제시 과제: 아래 기록의 모든 줄을 한 글자도 바꾸지 말고 옮겨 적으세요.

»»

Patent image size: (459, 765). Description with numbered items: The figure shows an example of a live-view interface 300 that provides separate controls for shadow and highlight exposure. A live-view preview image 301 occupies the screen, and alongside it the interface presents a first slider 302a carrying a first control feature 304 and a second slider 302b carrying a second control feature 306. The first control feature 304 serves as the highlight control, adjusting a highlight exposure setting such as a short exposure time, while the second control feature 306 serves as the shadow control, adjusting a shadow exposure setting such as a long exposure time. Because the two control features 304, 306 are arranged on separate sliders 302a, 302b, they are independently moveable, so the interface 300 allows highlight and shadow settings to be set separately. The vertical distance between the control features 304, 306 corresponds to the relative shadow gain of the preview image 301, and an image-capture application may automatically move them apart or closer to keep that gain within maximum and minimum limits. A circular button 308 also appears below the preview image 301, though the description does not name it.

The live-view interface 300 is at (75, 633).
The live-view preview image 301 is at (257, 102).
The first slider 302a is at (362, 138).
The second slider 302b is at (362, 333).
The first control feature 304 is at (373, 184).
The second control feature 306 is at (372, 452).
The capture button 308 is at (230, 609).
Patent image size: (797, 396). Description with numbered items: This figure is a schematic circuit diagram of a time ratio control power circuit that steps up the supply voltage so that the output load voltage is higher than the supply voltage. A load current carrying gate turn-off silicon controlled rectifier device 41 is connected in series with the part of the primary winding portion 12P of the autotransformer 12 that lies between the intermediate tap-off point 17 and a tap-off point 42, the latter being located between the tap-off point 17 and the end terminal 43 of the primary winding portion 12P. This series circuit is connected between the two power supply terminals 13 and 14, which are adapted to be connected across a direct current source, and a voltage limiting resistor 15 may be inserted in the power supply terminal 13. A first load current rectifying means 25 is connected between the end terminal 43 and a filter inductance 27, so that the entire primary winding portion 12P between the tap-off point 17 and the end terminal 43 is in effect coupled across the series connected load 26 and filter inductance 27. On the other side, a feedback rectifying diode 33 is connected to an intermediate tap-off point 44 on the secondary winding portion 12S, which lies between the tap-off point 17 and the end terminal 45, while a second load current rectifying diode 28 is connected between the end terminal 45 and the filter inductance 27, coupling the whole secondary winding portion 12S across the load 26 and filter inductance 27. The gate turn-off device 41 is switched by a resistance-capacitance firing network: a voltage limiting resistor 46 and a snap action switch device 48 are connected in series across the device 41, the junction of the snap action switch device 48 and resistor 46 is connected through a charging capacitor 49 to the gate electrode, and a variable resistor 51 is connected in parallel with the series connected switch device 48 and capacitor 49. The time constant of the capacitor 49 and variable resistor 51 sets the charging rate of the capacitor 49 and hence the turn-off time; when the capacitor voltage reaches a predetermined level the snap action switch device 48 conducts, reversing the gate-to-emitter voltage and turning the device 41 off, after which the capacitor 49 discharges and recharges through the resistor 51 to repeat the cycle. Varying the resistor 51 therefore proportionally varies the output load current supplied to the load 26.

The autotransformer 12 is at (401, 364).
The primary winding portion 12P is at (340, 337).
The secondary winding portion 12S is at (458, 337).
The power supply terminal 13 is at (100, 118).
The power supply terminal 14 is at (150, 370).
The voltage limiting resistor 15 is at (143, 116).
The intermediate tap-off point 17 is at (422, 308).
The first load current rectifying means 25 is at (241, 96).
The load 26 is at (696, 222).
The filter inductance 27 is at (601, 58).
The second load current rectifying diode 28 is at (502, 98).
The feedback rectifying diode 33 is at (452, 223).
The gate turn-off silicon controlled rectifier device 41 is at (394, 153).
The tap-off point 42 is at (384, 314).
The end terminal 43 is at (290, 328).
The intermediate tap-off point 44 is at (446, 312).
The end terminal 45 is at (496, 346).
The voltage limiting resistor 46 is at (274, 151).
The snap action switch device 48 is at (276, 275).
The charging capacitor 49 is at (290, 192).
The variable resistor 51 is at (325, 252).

««

과제 답안:
Patent image size: (459, 765). Description with numbered items: The figure shows an example of a live-view interface 300 that provides separate controls for shadow and highlight exposure. A live-view preview image 301 occupies the screen, and alongside it the interface presents a first slider 302a carrying a first control feature 304 and a second slider 302b carrying a second control feature 306. The first control feature 304 serves as the highlight control, adjusting a highlight exposure setting such as a short exposure time, while the second control feature 306 serves as the shadow control, adjusting a shadow exposure setting such as a long exposure time. Because the two control features 304, 306 are arranged on separate sliders 302a, 302b, they are independently moveable, so the interface 300 allows highlight and shadow settings to be set separately. The vertical distance between the control features 304, 306 corresponds to the relative shadow gain of the preview image 301, and an image-capture application may automatically move them apart or closer to keep that gain within maximum and minimum limits. A circular button 308 also appears below the preview image 301, though the description does not name it.

The live-view interface 300 is at (75, 633).
The live-view preview image 301 is at (257, 102).
The first slider 302a is at (362, 138).
The second slider 302b is at (362, 333).
The first control feature 304 is at (373, 184).
The second control feature 306 is at (372, 452).
The capture button 308 is at (230, 609).
Patent image size: (797, 396). Description with numbered items: This figure is a schematic circuit diagram of a time ratio control power circuit that steps up the supply voltage so that the output load voltage is higher than the supply voltage. A load current carrying gate turn-off silicon controlled rectifier device 41 is connected in series with the part of the primary winding portion 12P of the autotransformer 12 that lies between the intermediate tap-off point 17 and a tap-off point 42, the latter being located between the tap-off point 17 and the end terminal 43 of the primary winding portion 12P. This series circuit is connected between the two power supply terminals 13 and 14, which are adapted to be connected across a direct current source, and a voltage limiting resistor 15 may be inserted in the power supply terminal 13. A first load current rectifying means 25 is connected between the end terminal 43 and a filter inductance 27, so that the entire primary winding portion 12P between the tap-off point 17 and the end terminal 43 is in effect coupled across the series connected load 26 and filter inductance 27. On the other side, a feedback rectifying diode 33 is connected to an intermediate tap-off point 44 on the secondary winding portion 12S, which lies between the tap-off point 17 and the end terminal 45, while a second load current rectifying diode 28 is connected between the end terminal 45 and the filter inductance 27, coupling the whole secondary winding portion 12S across the load 26 and filter inductance 27. The gate turn-off device 41 is switched by a resistance-capacitance firing network: a voltage limiting resistor 46 and a snap action switch device 48 are connected in series across the device 41, the junction of the snap action switch device 48 and resistor 46 is connected through a charging capacitor 49 to the gate electrode, and a variable resistor 51 is connected in parallel with the series connected switch device 48 and capacitor 49. The time constant of the capacitor 49 and variable resistor 51 sets the charging rate of the capacitor 49 and hence the turn-off time; when the capacitor voltage reaches a predetermined level the snap action switch device 48 conducts, reversing the gate-to-emitter voltage and turning the device 41 off, after which the capacitor 49 discharges and recharges through the resistor 51 to repeat the cycle. Varying the resistor 51 therefore proportionally varies the output load current supplied to the load 26.

The autotransformer 12 is at (401, 364).
The primary winding portion 12P is at (340, 337).
The secondary winding portion 12S is at (458, 337).
The power supply terminal 13 is at (100, 118).
The power supply terminal 14 is at (150, 370).
The voltage limiting resistor 15 is at (143, 116).
The intermediate tap-off point 17 is at (422, 308).
The first load current rectifying means 25 is at (241, 96).
The load 26 is at (696, 222).
The filter inductance 27 is at (601, 58).
The second load current rectifying diode 28 is at (502, 98).
The feedback rectifying diode 33 is at (452, 223).
The gate turn-off silicon controlled rectifier device 41 is at (394, 153).
The tap-off point 42 is at (384, 314).
The end terminal 43 is at (290, 328).
The intermediate tap-off point 44 is at (446, 312).
The end terminal 45 is at (496, 346).
The voltage limiting resistor 46 is at (274, 151).
The snap action switch device 48 is at (276, 275).
The charging capacitor 49 is at (290, 192).
The variable resistor 51 is at (325, 252).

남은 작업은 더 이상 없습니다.